REQUIREMENT
All lines featuring the string "from" are to be listed.

ITEMS
- - - - - - -

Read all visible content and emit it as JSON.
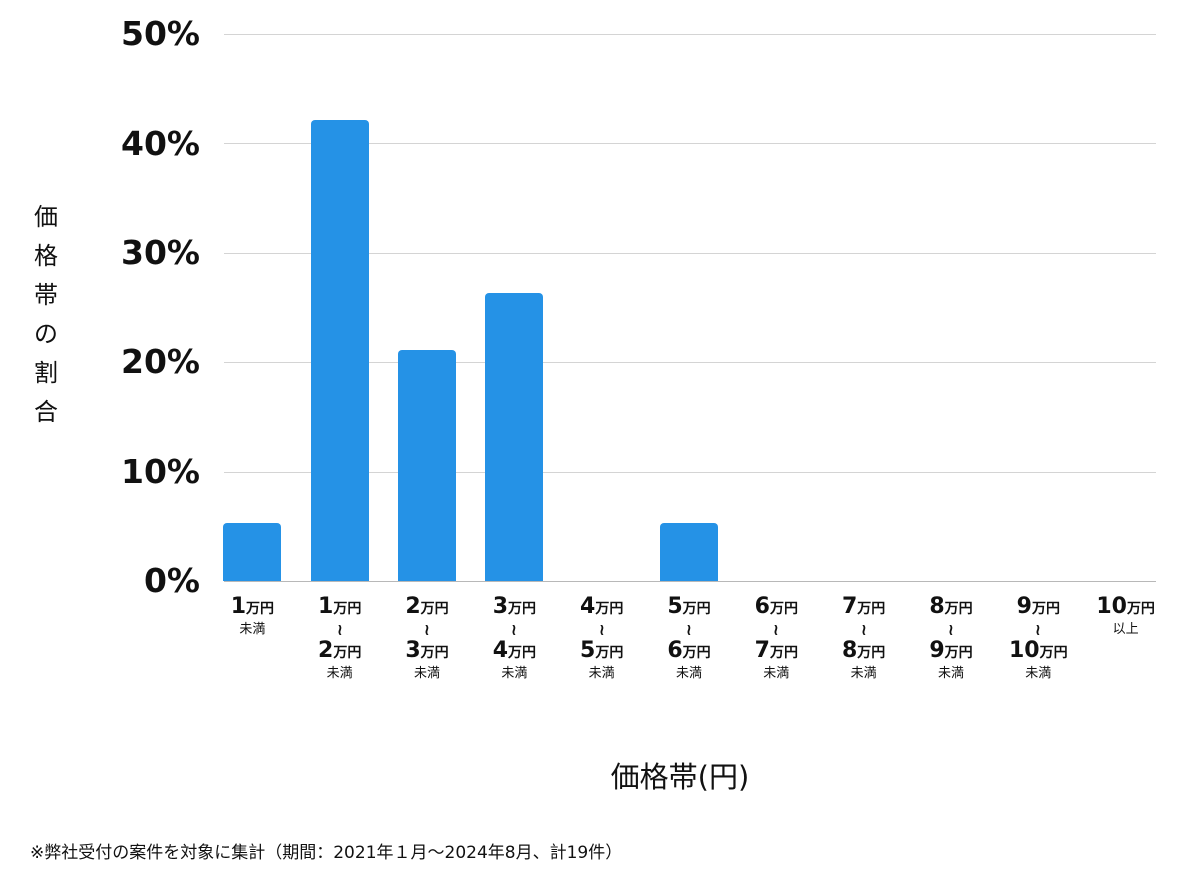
{
  "chart_data": {
    "type": "bar",
    "title": "",
    "xlabel": "価格帯(円)",
    "ylabel": "価格帯の割合",
    "ylim": [
      0,
      50
    ],
    "yticks": [
      "0%",
      "10%",
      "20%",
      "30%",
      "40%",
      "50%"
    ],
    "grid": true,
    "legend": null,
    "categories": [
      "1万円未満",
      "1万円〜2万円未満",
      "2万円〜3万円未満",
      "3万円〜4万円未満",
      "4万円〜5万円未満",
      "5万円〜6万円未満",
      "6万円〜7万円未満",
      "7万円〜8万円未満",
      "8万円〜9万円未満",
      "9万円〜10万円未満",
      "10万円以上"
    ],
    "values": [
      5.3,
      42.1,
      21.1,
      26.3,
      0,
      5.3,
      0,
      0,
      0,
      0,
      0
    ],
    "bar_color": "#2592e6",
    "annotations": [
      "※弊社受付の案件を対象に集計（期間：2021年１月〜2024年8月、計19件）"
    ]
  },
  "axis": {
    "ylabel_chars": [
      "価",
      "格",
      "帯",
      "の",
      "割",
      "合"
    ],
    "yticks": [
      "50%",
      "40%",
      "30%",
      "20%",
      "10%",
      "0%"
    ],
    "xlabel": "価格帯(円)"
  },
  "xticks": [
    {
      "from": "1",
      "unit": "万円",
      "to": "",
      "note": "未満"
    },
    {
      "from": "1",
      "unit": "万円",
      "to": "2",
      "note": "未満"
    },
    {
      "from": "2",
      "unit": "万円",
      "to": "3",
      "note": "未満"
    },
    {
      "from": "3",
      "unit": "万円",
      "to": "4",
      "note": "未満"
    },
    {
      "from": "4",
      "unit": "万円",
      "to": "5",
      "note": "未満"
    },
    {
      "from": "5",
      "unit": "万円",
      "to": "6",
      "note": "未満"
    },
    {
      "from": "6",
      "unit": "万円",
      "to": "7",
      "note": "未満"
    },
    {
      "from": "7",
      "unit": "万円",
      "to": "8",
      "note": "未満"
    },
    {
      "from": "8",
      "unit": "万円",
      "to": "9",
      "note": "未満"
    },
    {
      "from": "9",
      "unit": "万円",
      "to": "10",
      "note": "未満"
    },
    {
      "from": "10",
      "unit": "万円",
      "to": "",
      "note": "以上"
    }
  ],
  "tilde": "〜",
  "footnote": "※弊社受付の案件を対象に集計（期間：2021年１月〜2024年8月、計19件）"
}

- - - - - - -

RESPONSE
      "from": "1",
      "from": "1",
      "from": "2",
      "from": "3",
      "from": "4",
      "from": "5",
      "from": "6",
      "from": "7",
      "from": "8",
      "from": "9",
      "from": "10",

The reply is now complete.